> [Instructions to follow]: Give every line of the material again, exactly as written.

Figure record listings:

---*---

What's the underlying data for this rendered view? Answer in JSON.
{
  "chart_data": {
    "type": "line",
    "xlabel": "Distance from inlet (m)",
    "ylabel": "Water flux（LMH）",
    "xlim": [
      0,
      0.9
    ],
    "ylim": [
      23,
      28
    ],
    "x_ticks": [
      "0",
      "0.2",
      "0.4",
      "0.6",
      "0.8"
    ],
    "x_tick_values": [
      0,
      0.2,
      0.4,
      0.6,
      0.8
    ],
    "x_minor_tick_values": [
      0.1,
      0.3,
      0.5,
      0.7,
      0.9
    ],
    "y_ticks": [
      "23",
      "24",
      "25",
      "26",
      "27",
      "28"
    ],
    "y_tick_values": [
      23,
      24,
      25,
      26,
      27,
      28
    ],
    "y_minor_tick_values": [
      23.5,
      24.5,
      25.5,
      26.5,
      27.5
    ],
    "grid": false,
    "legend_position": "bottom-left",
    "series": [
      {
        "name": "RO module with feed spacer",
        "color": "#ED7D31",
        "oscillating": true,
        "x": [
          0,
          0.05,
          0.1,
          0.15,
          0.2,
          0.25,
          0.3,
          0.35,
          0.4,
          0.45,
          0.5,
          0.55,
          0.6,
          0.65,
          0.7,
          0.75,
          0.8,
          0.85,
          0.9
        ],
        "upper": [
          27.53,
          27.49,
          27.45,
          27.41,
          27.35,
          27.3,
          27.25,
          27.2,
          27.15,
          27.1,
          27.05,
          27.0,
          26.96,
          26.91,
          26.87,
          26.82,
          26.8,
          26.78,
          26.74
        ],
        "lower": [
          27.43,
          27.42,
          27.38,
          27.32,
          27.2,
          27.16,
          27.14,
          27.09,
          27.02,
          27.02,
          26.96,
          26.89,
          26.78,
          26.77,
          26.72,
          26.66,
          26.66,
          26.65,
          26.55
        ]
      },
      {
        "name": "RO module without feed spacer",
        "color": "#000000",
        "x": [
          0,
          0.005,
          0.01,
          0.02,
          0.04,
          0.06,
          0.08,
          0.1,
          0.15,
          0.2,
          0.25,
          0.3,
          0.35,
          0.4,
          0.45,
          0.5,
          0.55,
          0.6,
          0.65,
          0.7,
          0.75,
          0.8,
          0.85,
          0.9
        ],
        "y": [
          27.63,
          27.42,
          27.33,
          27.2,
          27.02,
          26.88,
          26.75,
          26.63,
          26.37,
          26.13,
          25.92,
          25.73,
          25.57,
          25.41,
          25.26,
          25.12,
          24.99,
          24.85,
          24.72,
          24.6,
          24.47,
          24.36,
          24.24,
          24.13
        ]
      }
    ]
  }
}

---*---

> [Output for this task]:
What's the underlying data for this rendered view? Answer in JSON.
{
  "chart_data": {
    "type": "line",
    "xlabel": "Distance from inlet (m)",
    "ylabel": "Water flux（LMH）",
    "xlim": [
      0,
      0.9
    ],
    "ylim": [
      23,
      28
    ],
    "x_ticks": [
      "0",
      "0.2",
      "0.4",
      "0.6",
      "0.8"
    ],
    "x_tick_values": [
      0,
      0.2,
      0.4,
      0.6,
      0.8
    ],
    "x_minor_tick_values": [
      0.1,
      0.3,
      0.5,
      0.7,
      0.9
    ],
    "y_ticks": [
      "23",
      "24",
      "25",
      "26",
      "27",
      "28"
    ],
    "y_tick_values": [
      23,
      24,
      25,
      26,
      27,
      28
    ],
    "y_minor_tick_values": [
      23.5,
      24.5,
      25.5,
      26.5,
      27.5
    ],
    "grid": false,
    "legend_position": "bottom-left",
    "series": [
      {
        "name": "RO module with feed spacer",
        "color": "#ED7D31",
        "oscillating": true,
        "x": [
          0,
          0.05,
          0.1,
          0.15,
          0.2,
          0.25,
          0.3,
          0.35,
          0.4,
          0.45,
          0.5,
          0.55,
          0.6,
          0.65,
          0.7,
          0.75,
          0.8,
          0.85,
          0.9
        ],
        "upper": [
          27.53,
          27.49,
          27.45,
          27.41,
          27.35,
          27.3,
          27.25,
          27.2,
          27.15,
          27.1,
          27.05,
          27.0,
          26.96,
          26.91,
          26.87,
          26.82,
          26.8,
          26.78,
          26.74
        ],
        "lower": [
          27.43,
          27.42,
          27.38,
          27.32,
          27.2,
          27.16,
          27.14,
          27.09,
          27.02,
          27.02,
          26.96,
          26.89,
          26.78,
          26.77,
          26.72,
          26.66,
          26.66,
          26.65,
          26.55
        ]
      },
      {
        "name": "RO module without feed spacer",
        "color": "#000000",
        "x": [
          0,
          0.005,
          0.01,
          0.02,
          0.04,
          0.06,
          0.08,
          0.1,
          0.15,
          0.2,
          0.25,
          0.3,
          0.35,
          0.4,
          0.45,
          0.5,
          0.55,
          0.6,
          0.65,
          0.7,
          0.75,
          0.8,
          0.85,
          0.9
        ],
        "y": [
          27.63,
          27.42,
          27.33,
          27.2,
          27.02,
          26.88,
          26.75,
          26.63,
          26.37,
          26.13,
          25.92,
          25.73,
          25.57,
          25.41,
          25.26,
          25.12,
          24.99,
          24.85,
          24.72,
          24.6,
          24.47,
          24.36,
          24.24,
          24.13
        ]
      }
    ]
  }
}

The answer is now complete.